Collection entries:
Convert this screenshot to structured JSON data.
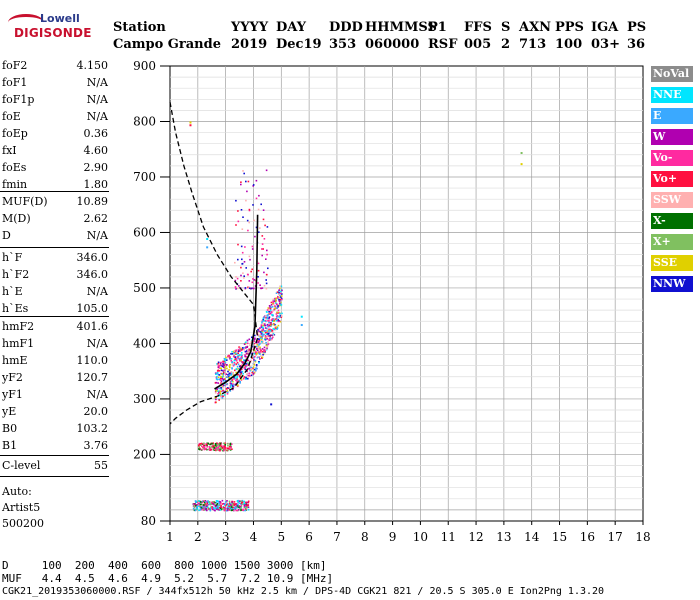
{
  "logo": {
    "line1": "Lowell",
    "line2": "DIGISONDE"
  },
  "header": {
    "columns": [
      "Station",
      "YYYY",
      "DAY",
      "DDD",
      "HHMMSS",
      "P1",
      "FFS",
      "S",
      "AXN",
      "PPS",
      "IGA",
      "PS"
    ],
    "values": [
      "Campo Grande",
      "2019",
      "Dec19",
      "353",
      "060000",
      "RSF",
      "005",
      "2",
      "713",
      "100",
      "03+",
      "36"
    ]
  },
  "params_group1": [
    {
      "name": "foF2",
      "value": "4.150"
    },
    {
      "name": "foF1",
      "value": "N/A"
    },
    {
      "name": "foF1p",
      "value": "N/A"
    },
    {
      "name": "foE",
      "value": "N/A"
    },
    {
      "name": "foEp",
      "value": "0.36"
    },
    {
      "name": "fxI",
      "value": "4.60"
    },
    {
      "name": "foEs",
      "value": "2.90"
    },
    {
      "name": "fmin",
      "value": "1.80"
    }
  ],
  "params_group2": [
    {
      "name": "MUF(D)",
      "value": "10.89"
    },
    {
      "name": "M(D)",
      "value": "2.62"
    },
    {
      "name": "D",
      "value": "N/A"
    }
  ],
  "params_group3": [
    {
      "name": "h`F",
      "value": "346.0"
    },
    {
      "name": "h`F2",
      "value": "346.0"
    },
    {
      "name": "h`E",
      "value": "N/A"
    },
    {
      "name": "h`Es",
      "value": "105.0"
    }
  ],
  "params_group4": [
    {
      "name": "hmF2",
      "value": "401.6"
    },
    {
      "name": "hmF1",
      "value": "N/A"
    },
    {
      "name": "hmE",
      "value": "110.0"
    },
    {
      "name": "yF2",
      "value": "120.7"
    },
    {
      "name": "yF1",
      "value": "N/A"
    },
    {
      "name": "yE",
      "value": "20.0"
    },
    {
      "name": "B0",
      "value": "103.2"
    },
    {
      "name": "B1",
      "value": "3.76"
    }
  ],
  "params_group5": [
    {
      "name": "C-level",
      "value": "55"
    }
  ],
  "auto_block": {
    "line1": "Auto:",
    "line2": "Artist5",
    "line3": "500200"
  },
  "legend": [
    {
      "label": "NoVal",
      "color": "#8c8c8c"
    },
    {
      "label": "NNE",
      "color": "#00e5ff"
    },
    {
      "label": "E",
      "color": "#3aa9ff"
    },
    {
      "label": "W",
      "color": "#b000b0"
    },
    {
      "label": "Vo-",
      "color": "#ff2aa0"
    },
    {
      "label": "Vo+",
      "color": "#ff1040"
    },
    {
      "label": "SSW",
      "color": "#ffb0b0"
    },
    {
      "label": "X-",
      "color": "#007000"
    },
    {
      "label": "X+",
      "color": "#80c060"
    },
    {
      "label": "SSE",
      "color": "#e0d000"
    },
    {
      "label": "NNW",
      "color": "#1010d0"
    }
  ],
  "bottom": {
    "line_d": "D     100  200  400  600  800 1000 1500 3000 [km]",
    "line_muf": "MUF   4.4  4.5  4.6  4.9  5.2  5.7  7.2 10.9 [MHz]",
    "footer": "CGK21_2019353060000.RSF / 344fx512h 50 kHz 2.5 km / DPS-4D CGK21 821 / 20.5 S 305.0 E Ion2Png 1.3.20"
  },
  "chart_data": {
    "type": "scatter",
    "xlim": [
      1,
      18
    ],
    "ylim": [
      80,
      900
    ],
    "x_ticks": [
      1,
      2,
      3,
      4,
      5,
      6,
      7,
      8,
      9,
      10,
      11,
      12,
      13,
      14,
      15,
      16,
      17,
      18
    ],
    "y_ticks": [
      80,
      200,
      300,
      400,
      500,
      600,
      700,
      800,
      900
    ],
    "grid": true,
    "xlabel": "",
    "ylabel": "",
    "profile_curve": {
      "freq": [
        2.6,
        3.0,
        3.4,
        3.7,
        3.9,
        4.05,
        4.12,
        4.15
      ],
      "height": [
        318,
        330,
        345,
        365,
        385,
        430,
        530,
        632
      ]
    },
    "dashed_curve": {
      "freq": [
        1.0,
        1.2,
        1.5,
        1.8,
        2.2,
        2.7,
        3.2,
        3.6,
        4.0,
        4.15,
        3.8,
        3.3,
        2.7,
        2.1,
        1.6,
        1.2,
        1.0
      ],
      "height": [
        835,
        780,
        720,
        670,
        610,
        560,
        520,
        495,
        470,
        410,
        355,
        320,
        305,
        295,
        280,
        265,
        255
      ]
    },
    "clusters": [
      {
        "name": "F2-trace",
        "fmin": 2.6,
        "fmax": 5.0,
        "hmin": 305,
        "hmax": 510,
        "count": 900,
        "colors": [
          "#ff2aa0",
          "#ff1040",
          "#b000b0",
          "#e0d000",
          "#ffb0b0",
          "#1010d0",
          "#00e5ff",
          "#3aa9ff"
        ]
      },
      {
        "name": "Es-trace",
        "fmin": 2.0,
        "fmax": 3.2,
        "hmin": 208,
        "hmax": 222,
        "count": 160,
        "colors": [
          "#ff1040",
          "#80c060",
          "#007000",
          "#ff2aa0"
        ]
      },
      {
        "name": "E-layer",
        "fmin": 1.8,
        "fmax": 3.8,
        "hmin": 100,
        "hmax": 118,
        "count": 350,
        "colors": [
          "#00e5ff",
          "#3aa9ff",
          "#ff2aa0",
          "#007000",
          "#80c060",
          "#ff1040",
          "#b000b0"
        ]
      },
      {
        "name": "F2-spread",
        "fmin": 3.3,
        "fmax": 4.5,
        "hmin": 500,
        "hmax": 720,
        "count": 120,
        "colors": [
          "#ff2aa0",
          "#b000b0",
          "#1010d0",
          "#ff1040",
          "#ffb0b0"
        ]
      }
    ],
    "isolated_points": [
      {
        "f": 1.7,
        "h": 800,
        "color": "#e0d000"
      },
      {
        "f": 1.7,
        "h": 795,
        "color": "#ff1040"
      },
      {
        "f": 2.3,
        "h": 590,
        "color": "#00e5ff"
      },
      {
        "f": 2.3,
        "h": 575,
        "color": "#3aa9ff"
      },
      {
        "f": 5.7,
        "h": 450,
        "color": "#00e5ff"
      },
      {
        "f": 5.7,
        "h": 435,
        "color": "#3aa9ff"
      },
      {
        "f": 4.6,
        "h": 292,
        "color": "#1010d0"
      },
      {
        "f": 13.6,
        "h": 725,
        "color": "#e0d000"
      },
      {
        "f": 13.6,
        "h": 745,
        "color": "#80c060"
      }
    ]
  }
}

---

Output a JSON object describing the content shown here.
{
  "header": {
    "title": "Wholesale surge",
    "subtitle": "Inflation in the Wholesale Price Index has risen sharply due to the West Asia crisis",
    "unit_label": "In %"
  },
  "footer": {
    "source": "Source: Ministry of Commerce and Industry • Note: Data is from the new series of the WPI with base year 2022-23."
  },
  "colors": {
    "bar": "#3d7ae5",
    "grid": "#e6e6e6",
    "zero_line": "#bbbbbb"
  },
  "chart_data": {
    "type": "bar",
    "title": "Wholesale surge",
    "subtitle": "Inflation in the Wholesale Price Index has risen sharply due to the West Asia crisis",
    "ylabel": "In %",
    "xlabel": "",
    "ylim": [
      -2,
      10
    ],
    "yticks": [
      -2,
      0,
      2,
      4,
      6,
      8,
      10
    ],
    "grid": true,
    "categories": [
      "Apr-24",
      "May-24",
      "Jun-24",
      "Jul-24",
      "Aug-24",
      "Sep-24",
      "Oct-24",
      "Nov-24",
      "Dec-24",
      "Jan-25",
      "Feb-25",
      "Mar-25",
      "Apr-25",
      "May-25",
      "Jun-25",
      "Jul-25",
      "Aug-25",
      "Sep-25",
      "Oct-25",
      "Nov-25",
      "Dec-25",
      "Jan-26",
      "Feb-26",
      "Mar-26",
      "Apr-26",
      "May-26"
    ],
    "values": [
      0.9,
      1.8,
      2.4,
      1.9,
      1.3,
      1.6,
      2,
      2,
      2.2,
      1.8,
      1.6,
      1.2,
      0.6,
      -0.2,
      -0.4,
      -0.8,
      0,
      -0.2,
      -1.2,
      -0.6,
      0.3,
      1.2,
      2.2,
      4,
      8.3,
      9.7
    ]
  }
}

Do this:
Using the data above, copy each line that contains "count".

Result of the exercise:
        "count": 900,
        "count": 160,
        "count": 350,
        "count": 120,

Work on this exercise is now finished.